-- Objective --
Determine how many lines below hold the string "value". Reply with the number alone.

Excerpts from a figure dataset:

>> START

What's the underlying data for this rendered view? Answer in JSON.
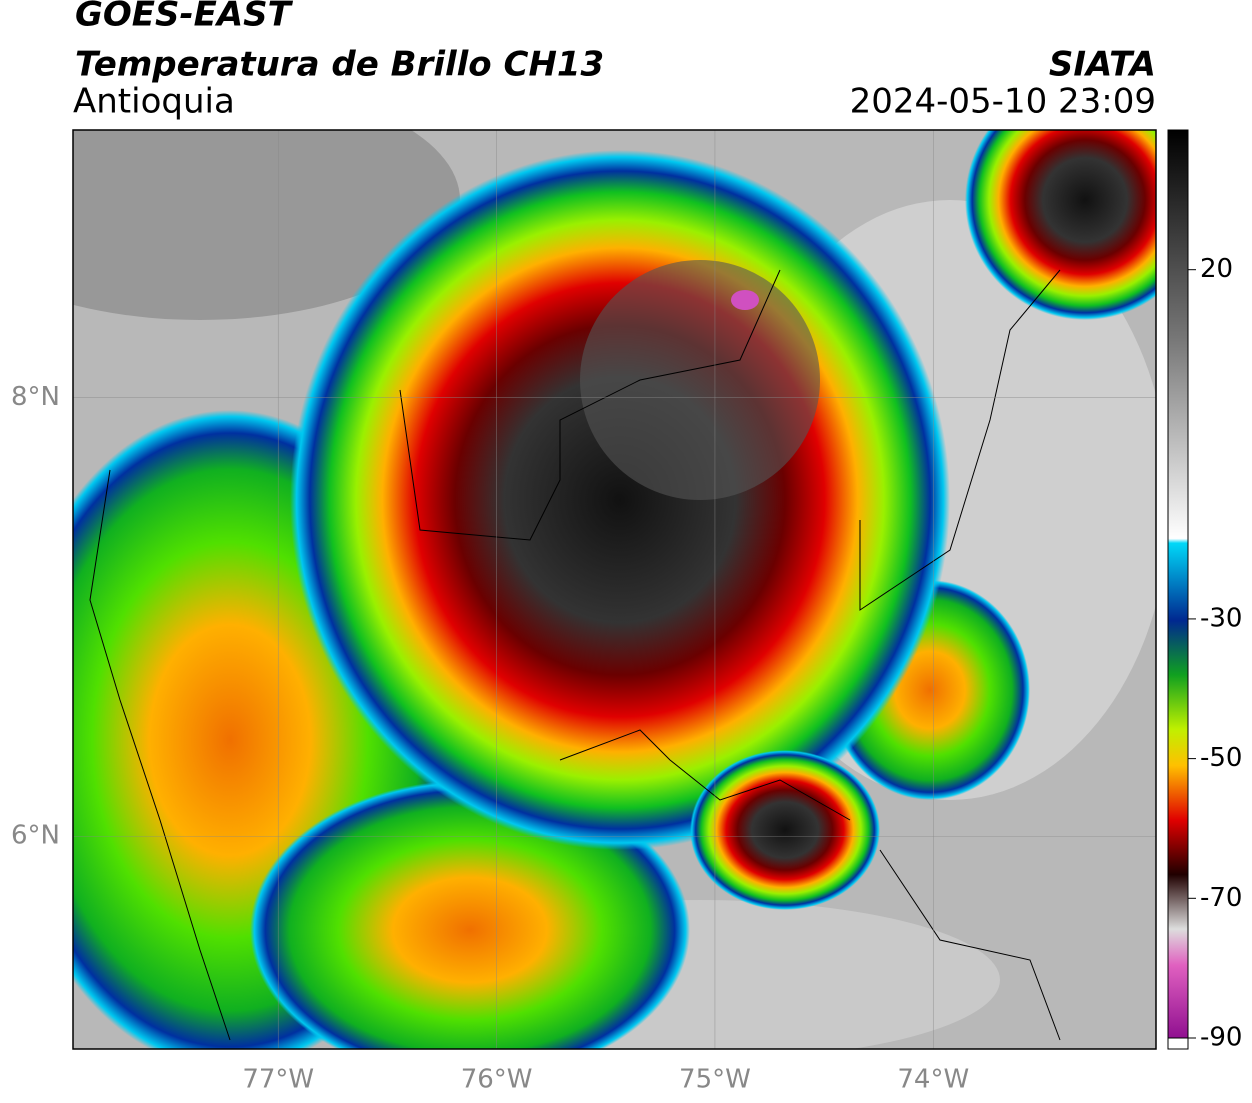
{
  "header": {
    "title": "GOES-EAST",
    "subtitle": "Temperatura de Brillo CH13",
    "region": "Antioquia",
    "source": "SIATA",
    "datetime": "2024-05-10 23:09"
  },
  "map": {
    "lon_range": [
      -77.94,
      -72.98
    ],
    "lat_range": [
      5.03,
      9.22
    ],
    "lon_ticks": [
      {
        "value": -77,
        "label": "77°W"
      },
      {
        "value": -76,
        "label": "76°W"
      },
      {
        "value": -75,
        "label": "75°W"
      },
      {
        "value": -74,
        "label": "74°W"
      }
    ],
    "lat_ticks": [
      {
        "value": 8,
        "label": "8°N"
      },
      {
        "value": 6,
        "label": "6°N"
      }
    ]
  },
  "colorbar": {
    "range": [
      -90,
      40
    ],
    "ticks": [
      20,
      -30,
      -50,
      -70,
      -90
    ]
  }
}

>> END

-- The solution --
6